(Stored records)
• • • •
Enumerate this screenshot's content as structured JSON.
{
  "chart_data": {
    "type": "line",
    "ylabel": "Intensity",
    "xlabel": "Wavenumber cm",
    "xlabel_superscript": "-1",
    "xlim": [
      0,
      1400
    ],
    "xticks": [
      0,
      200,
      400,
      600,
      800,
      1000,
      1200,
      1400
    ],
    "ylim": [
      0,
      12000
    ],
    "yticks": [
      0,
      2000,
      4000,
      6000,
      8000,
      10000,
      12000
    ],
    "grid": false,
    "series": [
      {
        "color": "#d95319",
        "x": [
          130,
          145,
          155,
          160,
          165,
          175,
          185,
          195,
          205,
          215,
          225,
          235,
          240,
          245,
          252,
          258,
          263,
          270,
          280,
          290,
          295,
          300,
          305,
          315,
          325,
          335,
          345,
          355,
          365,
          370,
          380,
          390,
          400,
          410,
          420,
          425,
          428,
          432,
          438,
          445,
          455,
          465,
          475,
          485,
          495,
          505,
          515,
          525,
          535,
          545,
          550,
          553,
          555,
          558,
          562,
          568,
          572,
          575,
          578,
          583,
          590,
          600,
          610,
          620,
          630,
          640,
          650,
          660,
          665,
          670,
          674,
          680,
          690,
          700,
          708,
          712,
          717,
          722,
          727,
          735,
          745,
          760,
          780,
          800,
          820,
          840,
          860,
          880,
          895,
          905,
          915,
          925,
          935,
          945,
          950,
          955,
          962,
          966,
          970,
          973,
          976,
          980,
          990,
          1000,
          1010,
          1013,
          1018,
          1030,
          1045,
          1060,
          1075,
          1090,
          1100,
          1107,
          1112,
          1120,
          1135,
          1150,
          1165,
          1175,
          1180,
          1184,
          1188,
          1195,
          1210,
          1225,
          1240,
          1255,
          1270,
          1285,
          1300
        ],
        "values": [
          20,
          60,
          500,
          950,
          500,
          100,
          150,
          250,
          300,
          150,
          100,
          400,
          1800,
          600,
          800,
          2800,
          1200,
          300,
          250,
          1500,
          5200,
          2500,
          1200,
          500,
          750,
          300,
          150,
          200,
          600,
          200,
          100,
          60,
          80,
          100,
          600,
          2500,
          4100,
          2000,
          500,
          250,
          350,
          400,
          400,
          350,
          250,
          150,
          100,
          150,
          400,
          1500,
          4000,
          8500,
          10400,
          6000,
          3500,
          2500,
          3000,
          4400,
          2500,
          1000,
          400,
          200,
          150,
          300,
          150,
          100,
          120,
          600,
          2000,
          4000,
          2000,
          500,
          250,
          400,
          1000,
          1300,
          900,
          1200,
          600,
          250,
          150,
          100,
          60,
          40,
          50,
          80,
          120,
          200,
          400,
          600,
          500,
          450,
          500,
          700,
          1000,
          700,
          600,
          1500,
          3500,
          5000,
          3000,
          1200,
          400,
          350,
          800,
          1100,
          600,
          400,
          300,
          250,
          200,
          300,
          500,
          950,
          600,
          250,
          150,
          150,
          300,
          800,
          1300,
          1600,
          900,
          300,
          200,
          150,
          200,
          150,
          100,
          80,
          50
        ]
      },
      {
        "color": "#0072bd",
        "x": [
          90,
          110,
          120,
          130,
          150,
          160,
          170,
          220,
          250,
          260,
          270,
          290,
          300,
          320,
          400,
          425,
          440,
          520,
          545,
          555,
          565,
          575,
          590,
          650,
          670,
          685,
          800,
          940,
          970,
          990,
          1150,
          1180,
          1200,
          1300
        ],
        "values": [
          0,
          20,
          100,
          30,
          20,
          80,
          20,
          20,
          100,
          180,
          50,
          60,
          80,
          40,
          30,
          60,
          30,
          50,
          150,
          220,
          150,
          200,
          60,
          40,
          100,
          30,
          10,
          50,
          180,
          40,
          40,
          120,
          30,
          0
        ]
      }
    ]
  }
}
• • • •
_Task instructions_
Write out each line of the data above again, exactly as given.

_Task solution_
Enumerate this screenshot's content as structured JSON.
{
  "chart_data": {
    "type": "line",
    "ylabel": "Intensity",
    "xlabel": "Wavenumber cm",
    "xlabel_superscript": "-1",
    "xlim": [
      0,
      1400
    ],
    "xticks": [
      0,
      200,
      400,
      600,
      800,
      1000,
      1200,
      1400
    ],
    "ylim": [
      0,
      12000
    ],
    "yticks": [
      0,
      2000,
      4000,
      6000,
      8000,
      10000,
      12000
    ],
    "grid": false,
    "series": [
      {
        "color": "#d95319",
        "x": [
          130,
          145,
          155,
          160,
          165,
          175,
          185,
          195,
          205,
          215,
          225,
          235,
          240,
          245,
          252,
          258,
          263,
          270,
          280,
          290,
          295,
          300,
          305,
          315,
          325,
          335,
          345,
          355,
          365,
          370,
          380,
          390,
          400,
          410,
          420,
          425,
          428,
          432,
          438,
          445,
          455,
          465,
          475,
          485,
          495,
          505,
          515,
          525,
          535,
          545,
          550,
          553,
          555,
          558,
          562,
          568,
          572,
          575,
          578,
          583,
          590,
          600,
          610,
          620,
          630,
          640,
          650,
          660,
          665,
          670,
          674,
          680,
          690,
          700,
          708,
          712,
          717,
          722,
          727,
          735,
          745,
          760,
          780,
          800,
          820,
          840,
          860,
          880,
          895,
          905,
          915,
          925,
          935,
          945,
          950,
          955,
          962,
          966,
          970,
          973,
          976,
          980,
          990,
          1000,
          1010,
          1013,
          1018,
          1030,
          1045,
          1060,
          1075,
          1090,
          1100,
          1107,
          1112,
          1120,
          1135,
          1150,
          1165,
          1175,
          1180,
          1184,
          1188,
          1195,
          1210,
          1225,
          1240,
          1255,
          1270,
          1285,
          1300
        ],
        "values": [
          20,
          60,
          500,
          950,
          500,
          100,
          150,
          250,
          300,
          150,
          100,
          400,
          1800,
          600,
          800,
          2800,
          1200,
          300,
          250,
          1500,
          5200,
          2500,
          1200,
          500,
          750,
          300,
          150,
          200,
          600,
          200,
          100,
          60,
          80,
          100,
          600,
          2500,
          4100,
          2000,
          500,
          250,
          350,
          400,
          400,
          350,
          250,
          150,
          100,
          150,
          400,
          1500,
          4000,
          8500,
          10400,
          6000,
          3500,
          2500,
          3000,
          4400,
          2500,
          1000,
          400,
          200,
          150,
          300,
          150,
          100,
          120,
          600,
          2000,
          4000,
          2000,
          500,
          250,
          400,
          1000,
          1300,
          900,
          1200,
          600,
          250,
          150,
          100,
          60,
          40,
          50,
          80,
          120,
          200,
          400,
          600,
          500,
          450,
          500,
          700,
          1000,
          700,
          600,
          1500,
          3500,
          5000,
          3000,
          1200,
          400,
          350,
          800,
          1100,
          600,
          400,
          300,
          250,
          200,
          300,
          500,
          950,
          600,
          250,
          150,
          150,
          300,
          800,
          1300,
          1600,
          900,
          300,
          200,
          150,
          200,
          150,
          100,
          80,
          50
        ]
      },
      {
        "color": "#0072bd",
        "x": [
          90,
          110,
          120,
          130,
          150,
          160,
          170,
          220,
          250,
          260,
          270,
          290,
          300,
          320,
          400,
          425,
          440,
          520,
          545,
          555,
          565,
          575,
          590,
          650,
          670,
          685,
          800,
          940,
          970,
          990,
          1150,
          1180,
          1200,
          1300
        ],
        "values": [
          0,
          20,
          100,
          30,
          20,
          80,
          20,
          20,
          100,
          180,
          50,
          60,
          80,
          40,
          30,
          60,
          30,
          50,
          150,
          220,
          150,
          200,
          60,
          40,
          100,
          30,
          10,
          50,
          180,
          40,
          40,
          120,
          30,
          0
        ]
      }
    ]
  }
}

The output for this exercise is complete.